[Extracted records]
◆ ◆ ◆

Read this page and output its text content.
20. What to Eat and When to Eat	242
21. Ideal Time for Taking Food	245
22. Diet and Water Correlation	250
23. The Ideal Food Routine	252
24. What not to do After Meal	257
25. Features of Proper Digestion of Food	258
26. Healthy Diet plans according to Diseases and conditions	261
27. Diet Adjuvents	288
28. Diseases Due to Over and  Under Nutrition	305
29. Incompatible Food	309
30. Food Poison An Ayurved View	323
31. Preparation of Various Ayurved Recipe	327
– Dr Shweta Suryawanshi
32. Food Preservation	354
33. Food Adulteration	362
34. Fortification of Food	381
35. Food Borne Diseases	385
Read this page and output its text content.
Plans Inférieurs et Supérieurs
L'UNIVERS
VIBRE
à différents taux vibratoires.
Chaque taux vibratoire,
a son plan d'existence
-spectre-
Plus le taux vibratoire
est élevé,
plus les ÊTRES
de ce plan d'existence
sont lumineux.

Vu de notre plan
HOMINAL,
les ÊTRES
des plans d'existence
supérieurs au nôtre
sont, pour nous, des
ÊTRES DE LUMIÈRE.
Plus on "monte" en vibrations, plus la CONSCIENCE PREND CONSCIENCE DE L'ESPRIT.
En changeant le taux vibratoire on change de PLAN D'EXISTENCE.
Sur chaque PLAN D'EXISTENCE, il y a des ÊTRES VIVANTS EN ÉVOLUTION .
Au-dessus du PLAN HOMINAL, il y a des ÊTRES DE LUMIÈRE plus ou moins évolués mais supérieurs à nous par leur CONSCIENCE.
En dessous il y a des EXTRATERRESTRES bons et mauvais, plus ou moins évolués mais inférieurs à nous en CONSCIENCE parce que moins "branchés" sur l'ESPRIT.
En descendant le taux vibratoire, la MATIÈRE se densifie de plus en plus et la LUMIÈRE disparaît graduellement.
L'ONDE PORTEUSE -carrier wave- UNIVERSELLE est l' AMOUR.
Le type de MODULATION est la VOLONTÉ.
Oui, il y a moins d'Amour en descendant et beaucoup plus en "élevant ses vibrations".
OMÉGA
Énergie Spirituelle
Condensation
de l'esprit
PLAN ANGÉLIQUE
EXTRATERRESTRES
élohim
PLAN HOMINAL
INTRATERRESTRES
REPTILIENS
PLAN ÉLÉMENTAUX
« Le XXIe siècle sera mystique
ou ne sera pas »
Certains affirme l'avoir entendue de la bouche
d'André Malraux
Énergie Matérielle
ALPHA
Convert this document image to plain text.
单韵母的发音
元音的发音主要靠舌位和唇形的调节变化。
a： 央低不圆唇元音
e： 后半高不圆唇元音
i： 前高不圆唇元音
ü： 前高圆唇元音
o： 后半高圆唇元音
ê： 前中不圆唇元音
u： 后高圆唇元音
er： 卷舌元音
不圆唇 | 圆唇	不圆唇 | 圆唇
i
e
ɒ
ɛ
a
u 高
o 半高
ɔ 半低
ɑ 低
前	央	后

◆ ◆ ◆

• What the task asks:
Please quote every record above exactly as it appears.

• Solution:
Read this page and output its text content.
20. What to Eat and When to Eat	242
21. Ideal Time for Taking Food	245
22. Diet and Water Correlation	250
23. The Ideal Food Routine	252
24. What not to do After Meal	257
25. Features of Proper Digestion of Food	258
26. Healthy Diet plans according to Diseases and conditions	261
27. Diet Adjuvents	288
28. Diseases Due to Over and  Under Nutrition	305
29. Incompatible Food	309
30. Food Poison An Ayurved View	323
31. Preparation of Various Ayurved Recipe	327
– Dr Shweta Suryawanshi
32. Food Preservation	354
33. Food Adulteration	362
34. Fortification of Food	381
35. Food Borne Diseases	385
Read this page and output its text content.
Plans Inférieurs et Supérieurs
L'UNIVERS
VIBRE
à différents taux vibratoires.
Chaque taux vibratoire,
a son plan d'existence
-spectre-
Plus le taux vibratoire
est élevé,
plus les ÊTRES
de ce plan d'existence
sont lumineux.

Vu de notre plan
HOMINAL,
les ÊTRES
des plans d'existence
supérieurs au nôtre
sont, pour nous, des
ÊTRES DE LUMIÈRE.
Plus on "monte" en vibrations, plus la CONSCIENCE PREND CONSCIENCE DE L'ESPRIT.
En changeant le taux vibratoire on change de PLAN D'EXISTENCE.
Sur chaque PLAN D'EXISTENCE, il y a des ÊTRES VIVANTS EN ÉVOLUTION .
Au-dessus du PLAN HOMINAL, il y a des ÊTRES DE LUMIÈRE plus ou moins évolués mais supérieurs à nous par leur CONSCIENCE.
En dessous il y a des EXTRATERRESTRES bons et mauvais, plus ou moins évolués mais inférieurs à nous en CONSCIENCE parce que moins "branchés" sur l'ESPRIT.
En descendant le taux vibratoire, la MATIÈRE se densifie de plus en plus et la LUMIÈRE disparaît graduellement.
L'ONDE PORTEUSE -carrier wave- UNIVERSELLE est l' AMOUR.
Le type de MODULATION est la VOLONTÉ.
Oui, il y a moins d'Amour en descendant et beaucoup plus en "élevant ses vibrations".
OMÉGA
Énergie Spirituelle
Condensation
de l'esprit
PLAN ANGÉLIQUE
EXTRATERRESTRES
élohim
PLAN HOMINAL
INTRATERRESTRES
REPTILIENS
PLAN ÉLÉMENTAUX
« Le XXIe siècle sera mystique
ou ne sera pas »
Certains affirme l'avoir entendue de la bouche
d'André Malraux
Énergie Matérielle
ALPHA
Convert this document image to plain text.
单韵母的发音
元音的发音主要靠舌位和唇形的调节变化。
a： 央低不圆唇元音
e： 后半高不圆唇元音
i： 前高不圆唇元音
ü： 前高圆唇元音
o： 后半高圆唇元音
ê： 前中不圆唇元音
u： 后高圆唇元音
er： 卷舌元音
不圆唇 | 圆唇	不圆唇 | 圆唇
i
e
ɒ
ɛ
a
u 高
o 半高
ɔ 半低
ɑ 低
前	央	后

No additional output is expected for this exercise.